**Records supplied**.
--- START ---

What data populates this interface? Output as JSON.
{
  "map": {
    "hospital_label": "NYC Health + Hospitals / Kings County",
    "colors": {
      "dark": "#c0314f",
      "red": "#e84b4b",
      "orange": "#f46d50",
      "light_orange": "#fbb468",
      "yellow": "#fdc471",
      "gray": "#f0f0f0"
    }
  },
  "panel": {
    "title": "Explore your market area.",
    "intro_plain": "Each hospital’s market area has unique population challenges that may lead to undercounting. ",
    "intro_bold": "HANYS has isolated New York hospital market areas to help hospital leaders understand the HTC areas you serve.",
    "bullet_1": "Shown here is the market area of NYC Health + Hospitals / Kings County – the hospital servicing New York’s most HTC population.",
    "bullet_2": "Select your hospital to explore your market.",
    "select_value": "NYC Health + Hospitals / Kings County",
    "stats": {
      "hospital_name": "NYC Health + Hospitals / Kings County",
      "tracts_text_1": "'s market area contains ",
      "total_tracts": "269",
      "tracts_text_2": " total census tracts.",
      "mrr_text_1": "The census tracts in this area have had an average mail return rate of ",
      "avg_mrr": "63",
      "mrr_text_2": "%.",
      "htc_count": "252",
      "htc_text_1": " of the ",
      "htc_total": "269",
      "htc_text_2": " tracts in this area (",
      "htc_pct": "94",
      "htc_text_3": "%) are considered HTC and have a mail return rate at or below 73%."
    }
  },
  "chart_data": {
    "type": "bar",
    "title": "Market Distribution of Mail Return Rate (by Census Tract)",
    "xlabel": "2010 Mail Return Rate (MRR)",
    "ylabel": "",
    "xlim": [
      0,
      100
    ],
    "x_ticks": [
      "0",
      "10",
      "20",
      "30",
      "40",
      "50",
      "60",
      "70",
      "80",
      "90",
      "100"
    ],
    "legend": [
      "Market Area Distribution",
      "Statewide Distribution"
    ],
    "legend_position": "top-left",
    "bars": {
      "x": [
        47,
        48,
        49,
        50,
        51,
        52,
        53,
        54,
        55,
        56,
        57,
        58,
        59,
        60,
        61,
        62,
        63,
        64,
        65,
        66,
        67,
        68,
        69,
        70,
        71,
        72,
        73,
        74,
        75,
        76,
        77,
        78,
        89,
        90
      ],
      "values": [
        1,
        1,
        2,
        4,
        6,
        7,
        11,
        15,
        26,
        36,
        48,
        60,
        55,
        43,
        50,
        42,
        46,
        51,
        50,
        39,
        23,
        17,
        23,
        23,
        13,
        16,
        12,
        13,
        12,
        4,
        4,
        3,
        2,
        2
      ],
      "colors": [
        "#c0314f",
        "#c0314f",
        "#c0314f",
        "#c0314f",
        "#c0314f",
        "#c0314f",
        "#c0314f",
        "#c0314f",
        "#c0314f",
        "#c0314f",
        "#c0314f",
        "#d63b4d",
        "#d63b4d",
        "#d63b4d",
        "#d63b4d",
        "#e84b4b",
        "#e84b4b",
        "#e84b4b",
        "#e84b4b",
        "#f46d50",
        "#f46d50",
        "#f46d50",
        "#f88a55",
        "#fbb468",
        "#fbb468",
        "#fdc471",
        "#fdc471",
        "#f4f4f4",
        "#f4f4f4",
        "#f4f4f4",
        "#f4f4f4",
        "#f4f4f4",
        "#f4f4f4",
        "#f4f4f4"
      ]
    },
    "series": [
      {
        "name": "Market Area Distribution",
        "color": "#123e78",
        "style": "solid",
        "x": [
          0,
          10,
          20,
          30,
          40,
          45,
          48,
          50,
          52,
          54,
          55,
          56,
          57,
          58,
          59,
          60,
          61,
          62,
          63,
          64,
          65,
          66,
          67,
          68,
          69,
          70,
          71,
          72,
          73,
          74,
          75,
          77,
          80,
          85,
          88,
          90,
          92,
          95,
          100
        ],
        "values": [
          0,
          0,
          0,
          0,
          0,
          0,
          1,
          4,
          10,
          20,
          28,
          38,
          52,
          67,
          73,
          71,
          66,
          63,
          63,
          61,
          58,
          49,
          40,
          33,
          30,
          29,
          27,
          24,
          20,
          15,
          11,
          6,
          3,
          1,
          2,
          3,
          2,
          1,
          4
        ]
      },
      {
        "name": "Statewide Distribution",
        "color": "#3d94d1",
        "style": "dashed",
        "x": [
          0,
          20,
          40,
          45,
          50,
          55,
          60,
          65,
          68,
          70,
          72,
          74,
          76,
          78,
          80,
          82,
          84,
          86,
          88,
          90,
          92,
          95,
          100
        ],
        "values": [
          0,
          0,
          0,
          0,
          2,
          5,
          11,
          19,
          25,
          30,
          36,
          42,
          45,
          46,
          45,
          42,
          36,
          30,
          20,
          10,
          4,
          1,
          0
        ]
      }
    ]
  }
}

--- END ---

The listing above should be transcribed in full, exactly as written.

**Problem solution**.
What data populates this interface? Output as JSON.
{
  "map": {
    "hospital_label": "NYC Health + Hospitals / Kings County",
    "colors": {
      "dark": "#c0314f",
      "red": "#e84b4b",
      "orange": "#f46d50",
      "light_orange": "#fbb468",
      "yellow": "#fdc471",
      "gray": "#f0f0f0"
    }
  },
  "panel": {
    "title": "Explore your market area.",
    "intro_plain": "Each hospital’s market area has unique population challenges that may lead to undercounting. ",
    "intro_bold": "HANYS has isolated New York hospital market areas to help hospital leaders understand the HTC areas you serve.",
    "bullet_1": "Shown here is the market area of NYC Health + Hospitals / Kings County – the hospital servicing New York’s most HTC population.",
    "bullet_2": "Select your hospital to explore your market.",
    "select_value": "NYC Health + Hospitals / Kings County",
    "stats": {
      "hospital_name": "NYC Health + Hospitals / Kings County",
      "tracts_text_1": "'s market area contains ",
      "total_tracts": "269",
      "tracts_text_2": " total census tracts.",
      "mrr_text_1": "The census tracts in this area have had an average mail return rate of ",
      "avg_mrr": "63",
      "mrr_text_2": "%.",
      "htc_count": "252",
      "htc_text_1": " of the ",
      "htc_total": "269",
      "htc_text_2": " tracts in this area (",
      "htc_pct": "94",
      "htc_text_3": "%) are considered HTC and have a mail return rate at or below 73%."
    }
  },
  "chart_data": {
    "type": "bar",
    "title": "Market Distribution of Mail Return Rate (by Census Tract)",
    "xlabel": "2010 Mail Return Rate (MRR)",
    "ylabel": "",
    "xlim": [
      0,
      100
    ],
    "x_ticks": [
      "0",
      "10",
      "20",
      "30",
      "40",
      "50",
      "60",
      "70",
      "80",
      "90",
      "100"
    ],
    "legend": [
      "Market Area Distribution",
      "Statewide Distribution"
    ],
    "legend_position": "top-left",
    "bars": {
      "x": [
        47,
        48,
        49,
        50,
        51,
        52,
        53,
        54,
        55,
        56,
        57,
        58,
        59,
        60,
        61,
        62,
        63,
        64,
        65,
        66,
        67,
        68,
        69,
        70,
        71,
        72,
        73,
        74,
        75,
        76,
        77,
        78,
        89,
        90
      ],
      "values": [
        1,
        1,
        2,
        4,
        6,
        7,
        11,
        15,
        26,
        36,
        48,
        60,
        55,
        43,
        50,
        42,
        46,
        51,
        50,
        39,
        23,
        17,
        23,
        23,
        13,
        16,
        12,
        13,
        12,
        4,
        4,
        3,
        2,
        2
      ],
      "colors": [
        "#c0314f",
        "#c0314f",
        "#c0314f",
        "#c0314f",
        "#c0314f",
        "#c0314f",
        "#c0314f",
        "#c0314f",
        "#c0314f",
        "#c0314f",
        "#c0314f",
        "#d63b4d",
        "#d63b4d",
        "#d63b4d",
        "#d63b4d",
        "#e84b4b",
        "#e84b4b",
        "#e84b4b",
        "#e84b4b",
        "#f46d50",
        "#f46d50",
        "#f46d50",
        "#f88a55",
        "#fbb468",
        "#fbb468",
        "#fdc471",
        "#fdc471",
        "#f4f4f4",
        "#f4f4f4",
        "#f4f4f4",
        "#f4f4f4",
        "#f4f4f4",
        "#f4f4f4",
        "#f4f4f4"
      ]
    },
    "series": [
      {
        "name": "Market Area Distribution",
        "color": "#123e78",
        "style": "solid",
        "x": [
          0,
          10,
          20,
          30,
          40,
          45,
          48,
          50,
          52,
          54,
          55,
          56,
          57,
          58,
          59,
          60,
          61,
          62,
          63,
          64,
          65,
          66,
          67,
          68,
          69,
          70,
          71,
          72,
          73,
          74,
          75,
          77,
          80,
          85,
          88,
          90,
          92,
          95,
          100
        ],
        "values": [
          0,
          0,
          0,
          0,
          0,
          0,
          1,
          4,
          10,
          20,
          28,
          38,
          52,
          67,
          73,
          71,
          66,
          63,
          63,
          61,
          58,
          49,
          40,
          33,
          30,
          29,
          27,
          24,
          20,
          15,
          11,
          6,
          3,
          1,
          2,
          3,
          2,
          1,
          4
        ]
      },
      {
        "name": "Statewide Distribution",
        "color": "#3d94d1",
        "style": "dashed",
        "x": [
          0,
          20,
          40,
          45,
          50,
          55,
          60,
          65,
          68,
          70,
          72,
          74,
          76,
          78,
          80,
          82,
          84,
          86,
          88,
          90,
          92,
          95,
          100
        ],
        "values": [
          0,
          0,
          0,
          0,
          2,
          5,
          11,
          19,
          25,
          30,
          36,
          42,
          45,
          46,
          45,
          42,
          36,
          30,
          20,
          10,
          4,
          1,
          0
        ]
      }
    ]
  }
}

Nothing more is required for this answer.